>>

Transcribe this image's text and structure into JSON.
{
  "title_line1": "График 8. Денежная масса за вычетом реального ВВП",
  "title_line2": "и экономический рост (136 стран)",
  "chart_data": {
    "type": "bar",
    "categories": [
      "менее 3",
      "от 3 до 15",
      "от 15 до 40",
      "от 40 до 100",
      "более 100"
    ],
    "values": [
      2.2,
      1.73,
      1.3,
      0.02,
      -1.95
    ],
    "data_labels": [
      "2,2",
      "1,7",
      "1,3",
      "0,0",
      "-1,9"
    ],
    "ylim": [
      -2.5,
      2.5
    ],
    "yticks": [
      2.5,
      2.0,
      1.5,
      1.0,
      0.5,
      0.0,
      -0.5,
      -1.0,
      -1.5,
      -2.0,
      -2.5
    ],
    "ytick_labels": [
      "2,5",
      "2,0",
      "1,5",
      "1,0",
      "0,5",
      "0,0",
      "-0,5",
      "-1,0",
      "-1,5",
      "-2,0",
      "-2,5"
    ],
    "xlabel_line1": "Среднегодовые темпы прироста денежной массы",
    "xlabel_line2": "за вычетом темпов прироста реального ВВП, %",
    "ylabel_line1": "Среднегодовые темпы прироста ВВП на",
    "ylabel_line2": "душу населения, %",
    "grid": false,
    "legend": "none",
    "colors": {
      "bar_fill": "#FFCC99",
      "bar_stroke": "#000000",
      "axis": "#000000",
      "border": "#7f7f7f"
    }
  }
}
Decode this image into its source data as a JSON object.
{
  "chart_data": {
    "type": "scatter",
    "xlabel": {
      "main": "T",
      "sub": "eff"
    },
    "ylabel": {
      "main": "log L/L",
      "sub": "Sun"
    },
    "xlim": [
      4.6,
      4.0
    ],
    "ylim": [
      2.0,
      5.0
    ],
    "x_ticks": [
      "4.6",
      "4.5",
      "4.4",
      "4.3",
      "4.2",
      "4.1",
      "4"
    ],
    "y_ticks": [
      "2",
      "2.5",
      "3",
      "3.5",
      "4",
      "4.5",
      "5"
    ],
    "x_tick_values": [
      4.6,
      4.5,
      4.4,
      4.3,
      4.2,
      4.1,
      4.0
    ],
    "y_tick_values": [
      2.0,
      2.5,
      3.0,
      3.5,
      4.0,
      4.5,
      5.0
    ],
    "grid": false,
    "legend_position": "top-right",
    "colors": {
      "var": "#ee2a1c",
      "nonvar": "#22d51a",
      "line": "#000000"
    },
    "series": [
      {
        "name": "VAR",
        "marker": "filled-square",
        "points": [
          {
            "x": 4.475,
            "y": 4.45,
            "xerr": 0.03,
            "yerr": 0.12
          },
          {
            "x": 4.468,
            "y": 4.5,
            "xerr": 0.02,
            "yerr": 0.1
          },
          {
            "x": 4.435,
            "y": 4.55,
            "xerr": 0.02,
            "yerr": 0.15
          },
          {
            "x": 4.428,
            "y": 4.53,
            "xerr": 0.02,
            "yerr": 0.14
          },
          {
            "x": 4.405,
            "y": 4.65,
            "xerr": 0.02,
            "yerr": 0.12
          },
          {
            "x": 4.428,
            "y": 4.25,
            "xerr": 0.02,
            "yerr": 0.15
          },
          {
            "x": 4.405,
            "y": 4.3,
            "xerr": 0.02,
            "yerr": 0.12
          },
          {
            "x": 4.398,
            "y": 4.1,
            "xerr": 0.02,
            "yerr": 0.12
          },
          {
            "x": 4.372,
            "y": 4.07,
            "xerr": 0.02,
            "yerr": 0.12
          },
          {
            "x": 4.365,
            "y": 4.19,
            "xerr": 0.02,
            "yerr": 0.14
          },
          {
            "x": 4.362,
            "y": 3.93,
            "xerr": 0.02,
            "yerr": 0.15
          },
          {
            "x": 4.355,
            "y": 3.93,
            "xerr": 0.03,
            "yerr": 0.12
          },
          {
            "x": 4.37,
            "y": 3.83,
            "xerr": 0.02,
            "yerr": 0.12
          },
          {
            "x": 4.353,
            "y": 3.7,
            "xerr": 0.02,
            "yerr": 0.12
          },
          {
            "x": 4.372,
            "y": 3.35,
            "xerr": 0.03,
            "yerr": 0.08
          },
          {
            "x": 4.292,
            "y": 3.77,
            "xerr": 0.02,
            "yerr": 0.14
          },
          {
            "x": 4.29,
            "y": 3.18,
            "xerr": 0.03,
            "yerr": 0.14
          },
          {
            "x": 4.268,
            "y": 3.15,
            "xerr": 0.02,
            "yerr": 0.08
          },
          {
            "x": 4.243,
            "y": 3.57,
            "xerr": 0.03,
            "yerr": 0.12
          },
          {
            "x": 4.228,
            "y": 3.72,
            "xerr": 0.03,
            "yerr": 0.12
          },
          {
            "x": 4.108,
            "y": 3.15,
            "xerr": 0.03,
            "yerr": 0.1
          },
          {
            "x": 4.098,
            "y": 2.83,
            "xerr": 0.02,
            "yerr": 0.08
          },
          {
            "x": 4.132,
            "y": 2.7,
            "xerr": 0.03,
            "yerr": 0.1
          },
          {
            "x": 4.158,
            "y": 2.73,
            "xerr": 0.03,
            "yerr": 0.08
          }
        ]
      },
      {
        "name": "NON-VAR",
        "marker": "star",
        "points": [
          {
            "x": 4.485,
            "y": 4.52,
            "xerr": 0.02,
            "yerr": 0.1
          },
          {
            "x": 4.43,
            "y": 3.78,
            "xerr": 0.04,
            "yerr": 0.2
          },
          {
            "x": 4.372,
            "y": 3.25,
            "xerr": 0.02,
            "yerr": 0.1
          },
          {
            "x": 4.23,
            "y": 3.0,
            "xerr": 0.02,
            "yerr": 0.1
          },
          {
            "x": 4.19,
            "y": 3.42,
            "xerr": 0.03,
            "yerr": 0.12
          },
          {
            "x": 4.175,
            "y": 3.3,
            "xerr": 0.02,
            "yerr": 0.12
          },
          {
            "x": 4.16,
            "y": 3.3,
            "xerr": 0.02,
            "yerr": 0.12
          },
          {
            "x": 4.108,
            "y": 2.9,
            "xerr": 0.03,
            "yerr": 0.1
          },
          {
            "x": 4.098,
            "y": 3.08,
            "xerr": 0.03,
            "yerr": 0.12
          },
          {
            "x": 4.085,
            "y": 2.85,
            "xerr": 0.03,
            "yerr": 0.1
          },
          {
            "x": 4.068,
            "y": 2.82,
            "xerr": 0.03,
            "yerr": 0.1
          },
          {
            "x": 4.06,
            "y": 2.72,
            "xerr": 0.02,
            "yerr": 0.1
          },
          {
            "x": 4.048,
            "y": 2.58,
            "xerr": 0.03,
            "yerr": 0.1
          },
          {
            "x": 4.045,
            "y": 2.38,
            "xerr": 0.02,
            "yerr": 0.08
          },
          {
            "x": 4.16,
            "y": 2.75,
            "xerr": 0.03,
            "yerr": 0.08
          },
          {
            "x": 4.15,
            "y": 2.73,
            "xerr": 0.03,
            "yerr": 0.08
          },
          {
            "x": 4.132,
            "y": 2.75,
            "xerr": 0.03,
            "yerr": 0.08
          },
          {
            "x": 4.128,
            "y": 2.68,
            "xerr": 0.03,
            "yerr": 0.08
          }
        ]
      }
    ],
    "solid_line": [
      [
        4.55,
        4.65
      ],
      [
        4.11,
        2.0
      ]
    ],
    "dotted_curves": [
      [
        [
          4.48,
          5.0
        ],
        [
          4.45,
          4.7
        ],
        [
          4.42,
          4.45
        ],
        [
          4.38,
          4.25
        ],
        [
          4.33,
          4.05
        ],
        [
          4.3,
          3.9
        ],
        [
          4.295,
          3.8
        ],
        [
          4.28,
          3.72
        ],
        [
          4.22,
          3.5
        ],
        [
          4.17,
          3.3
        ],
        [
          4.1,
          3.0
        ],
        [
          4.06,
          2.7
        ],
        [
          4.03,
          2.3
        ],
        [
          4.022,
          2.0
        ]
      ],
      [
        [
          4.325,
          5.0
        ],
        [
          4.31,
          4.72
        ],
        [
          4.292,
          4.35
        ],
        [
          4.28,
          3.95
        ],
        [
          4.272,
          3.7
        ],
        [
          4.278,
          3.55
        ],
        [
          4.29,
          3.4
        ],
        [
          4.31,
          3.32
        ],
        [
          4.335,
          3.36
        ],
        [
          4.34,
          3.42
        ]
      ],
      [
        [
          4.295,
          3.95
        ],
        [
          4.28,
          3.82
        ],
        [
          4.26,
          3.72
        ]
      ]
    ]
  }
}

<<

Gather all lines of the records that include the word "темпы".

    "xlabel_line1": "Среднегодовые темпы прироста денежной массы",
    "ylabel_line1": "Среднегодовые темпы прироста ВВП на",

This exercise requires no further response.